Write out, character for character, every line of the listing below from the one containing "item2-title: IDE connector" down to the one containing "td: Gray xyxy=(652,741,884,768)". Include both of those lines and nothing else.

--- start of RECORDS SUPPLIED ---

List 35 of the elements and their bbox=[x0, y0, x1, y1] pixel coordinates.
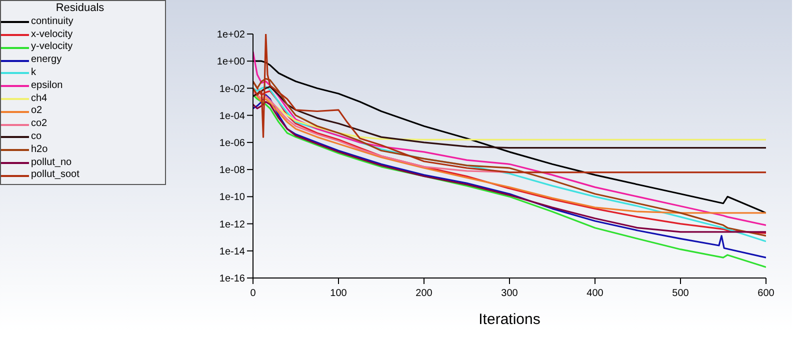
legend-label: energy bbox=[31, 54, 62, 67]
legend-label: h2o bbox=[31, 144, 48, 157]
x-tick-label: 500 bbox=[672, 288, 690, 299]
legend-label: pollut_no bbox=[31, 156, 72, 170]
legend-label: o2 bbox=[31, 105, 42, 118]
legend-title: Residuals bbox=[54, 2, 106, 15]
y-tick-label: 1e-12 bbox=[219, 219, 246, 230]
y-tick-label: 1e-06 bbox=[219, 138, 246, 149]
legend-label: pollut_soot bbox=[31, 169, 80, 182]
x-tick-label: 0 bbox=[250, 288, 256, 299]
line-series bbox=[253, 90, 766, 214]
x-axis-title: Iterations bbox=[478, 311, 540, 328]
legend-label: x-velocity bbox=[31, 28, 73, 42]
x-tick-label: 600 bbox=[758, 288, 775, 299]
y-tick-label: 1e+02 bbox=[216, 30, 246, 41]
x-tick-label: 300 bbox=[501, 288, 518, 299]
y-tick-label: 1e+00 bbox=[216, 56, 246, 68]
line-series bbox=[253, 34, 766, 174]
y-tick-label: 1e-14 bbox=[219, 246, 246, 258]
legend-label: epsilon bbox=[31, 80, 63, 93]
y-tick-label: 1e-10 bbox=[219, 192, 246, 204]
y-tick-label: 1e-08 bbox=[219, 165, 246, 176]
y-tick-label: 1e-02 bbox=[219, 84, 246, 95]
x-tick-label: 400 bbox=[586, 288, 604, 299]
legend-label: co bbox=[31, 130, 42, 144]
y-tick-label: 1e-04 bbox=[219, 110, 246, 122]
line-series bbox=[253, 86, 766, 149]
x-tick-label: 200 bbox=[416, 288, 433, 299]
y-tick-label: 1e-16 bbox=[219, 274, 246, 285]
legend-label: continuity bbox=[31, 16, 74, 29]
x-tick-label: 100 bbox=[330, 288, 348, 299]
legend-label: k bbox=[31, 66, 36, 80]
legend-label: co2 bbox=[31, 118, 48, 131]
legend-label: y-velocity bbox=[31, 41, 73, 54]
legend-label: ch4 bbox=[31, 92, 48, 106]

--- end of RECORDS SUPPLIED ---
--- start of RECORDS SUPPLIED ---

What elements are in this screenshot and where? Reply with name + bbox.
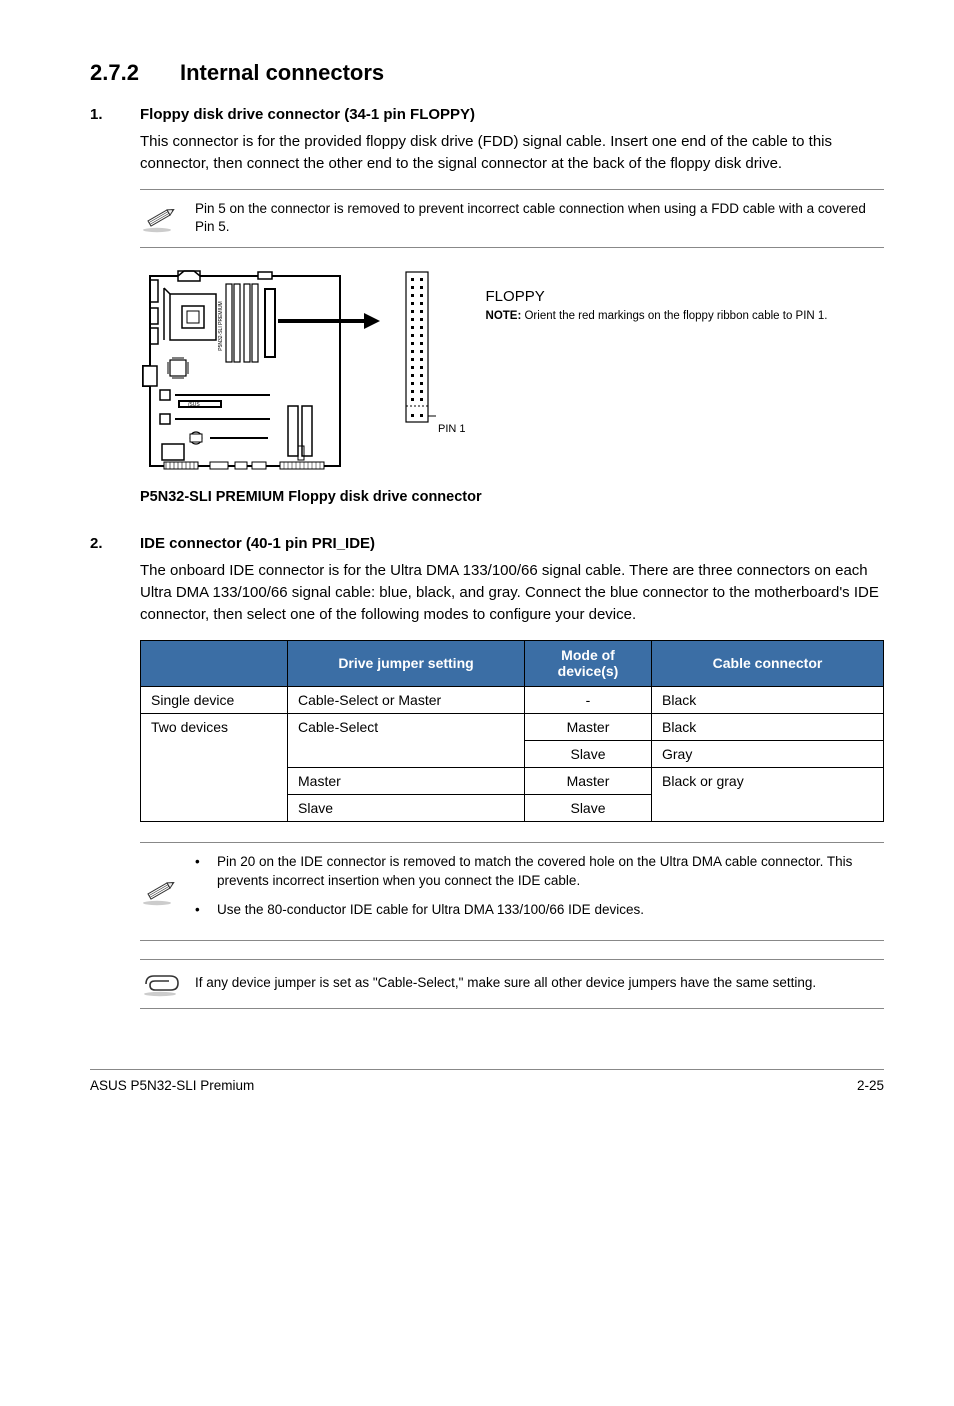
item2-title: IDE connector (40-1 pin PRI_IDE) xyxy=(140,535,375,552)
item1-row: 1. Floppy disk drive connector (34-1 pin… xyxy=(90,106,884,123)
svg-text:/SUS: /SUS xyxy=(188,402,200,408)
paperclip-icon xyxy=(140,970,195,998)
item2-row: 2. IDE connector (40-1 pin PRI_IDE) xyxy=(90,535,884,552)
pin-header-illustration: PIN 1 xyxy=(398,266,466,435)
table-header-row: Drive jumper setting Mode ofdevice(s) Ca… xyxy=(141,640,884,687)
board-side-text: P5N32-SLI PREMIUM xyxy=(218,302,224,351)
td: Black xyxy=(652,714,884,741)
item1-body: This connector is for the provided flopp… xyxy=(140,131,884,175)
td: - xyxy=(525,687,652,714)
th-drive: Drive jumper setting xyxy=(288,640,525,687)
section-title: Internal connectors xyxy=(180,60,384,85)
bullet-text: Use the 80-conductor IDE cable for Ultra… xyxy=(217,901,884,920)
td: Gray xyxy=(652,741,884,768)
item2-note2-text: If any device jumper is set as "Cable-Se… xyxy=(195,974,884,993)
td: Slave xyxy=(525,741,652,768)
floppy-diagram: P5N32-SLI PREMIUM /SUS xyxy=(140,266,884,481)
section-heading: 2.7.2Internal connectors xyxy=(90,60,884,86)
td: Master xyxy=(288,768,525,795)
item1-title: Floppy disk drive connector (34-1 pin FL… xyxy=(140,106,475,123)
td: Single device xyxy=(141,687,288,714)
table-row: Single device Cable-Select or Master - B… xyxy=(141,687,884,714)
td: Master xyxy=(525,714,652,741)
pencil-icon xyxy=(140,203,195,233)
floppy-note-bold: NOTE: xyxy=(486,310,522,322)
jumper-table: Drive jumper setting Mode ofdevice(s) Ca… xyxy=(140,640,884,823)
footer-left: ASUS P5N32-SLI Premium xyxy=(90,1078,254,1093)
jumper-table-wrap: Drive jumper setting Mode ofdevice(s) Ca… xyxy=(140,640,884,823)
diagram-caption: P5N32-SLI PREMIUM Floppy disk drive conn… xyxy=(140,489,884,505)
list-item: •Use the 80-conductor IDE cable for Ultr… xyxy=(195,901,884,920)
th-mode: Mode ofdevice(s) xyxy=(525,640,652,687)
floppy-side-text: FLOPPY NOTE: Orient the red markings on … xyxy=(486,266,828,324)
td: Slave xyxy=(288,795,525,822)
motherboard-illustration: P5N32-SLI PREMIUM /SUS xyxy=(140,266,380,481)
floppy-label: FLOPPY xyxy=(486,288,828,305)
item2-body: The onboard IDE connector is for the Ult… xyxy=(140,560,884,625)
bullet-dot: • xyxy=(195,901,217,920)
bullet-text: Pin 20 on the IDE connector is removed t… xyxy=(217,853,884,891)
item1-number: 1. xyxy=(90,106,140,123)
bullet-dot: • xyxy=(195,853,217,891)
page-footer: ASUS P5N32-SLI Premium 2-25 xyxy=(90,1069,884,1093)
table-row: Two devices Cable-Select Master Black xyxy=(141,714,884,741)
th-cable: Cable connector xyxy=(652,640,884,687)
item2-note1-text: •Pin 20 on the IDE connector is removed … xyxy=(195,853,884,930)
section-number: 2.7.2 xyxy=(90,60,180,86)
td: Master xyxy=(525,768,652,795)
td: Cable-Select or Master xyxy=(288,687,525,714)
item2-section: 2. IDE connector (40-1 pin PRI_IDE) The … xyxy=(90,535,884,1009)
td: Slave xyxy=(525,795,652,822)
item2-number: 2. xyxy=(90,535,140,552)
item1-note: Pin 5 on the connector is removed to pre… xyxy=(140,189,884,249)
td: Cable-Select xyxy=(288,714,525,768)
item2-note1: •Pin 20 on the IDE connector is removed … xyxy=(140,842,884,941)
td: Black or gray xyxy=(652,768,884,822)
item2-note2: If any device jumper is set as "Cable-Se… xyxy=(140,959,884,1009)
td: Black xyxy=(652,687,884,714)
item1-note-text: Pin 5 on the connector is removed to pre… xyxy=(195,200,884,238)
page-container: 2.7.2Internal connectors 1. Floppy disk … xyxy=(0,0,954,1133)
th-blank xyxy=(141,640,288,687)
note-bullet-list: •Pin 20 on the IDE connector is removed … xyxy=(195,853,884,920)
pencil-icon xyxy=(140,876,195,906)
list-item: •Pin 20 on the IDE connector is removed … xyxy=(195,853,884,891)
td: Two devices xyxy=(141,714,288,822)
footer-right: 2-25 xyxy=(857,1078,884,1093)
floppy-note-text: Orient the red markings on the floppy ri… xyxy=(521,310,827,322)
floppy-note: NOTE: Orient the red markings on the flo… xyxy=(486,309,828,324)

--- end of RECORDS SUPPLIED ---

TASK RESULT
item2-title: IDE connector (40-1 pin PRI_IDE) xyxy=(140,535,375,552)
item1-row: 1. Floppy disk drive connector (34-1 pin… xyxy=(90,106,884,123)
svg-text:/SUS: /SUS xyxy=(188,402,200,408)
paperclip-icon xyxy=(140,970,195,998)
item2-row: 2. IDE connector (40-1 pin PRI_IDE) xyxy=(90,535,884,552)
pin-header-illustration: PIN 1 xyxy=(398,266,466,435)
table-header-row: Drive jumper setting Mode ofdevice(s) Ca… xyxy=(141,640,884,687)
board-side-text: P5N32-SLI PREMIUM xyxy=(218,302,224,351)
td: Black xyxy=(652,714,884,741)
item1-body: This connector is for the provided flopp… xyxy=(140,131,884,175)
td: - xyxy=(525,687,652,714)
th-drive: Drive jumper setting xyxy=(288,640,525,687)
section-title: Internal connectors xyxy=(180,60,384,85)
bullet-text: Use the 80-conductor IDE cable for Ultra… xyxy=(217,901,884,920)
td: Gray xyxy=(652,741,884,768)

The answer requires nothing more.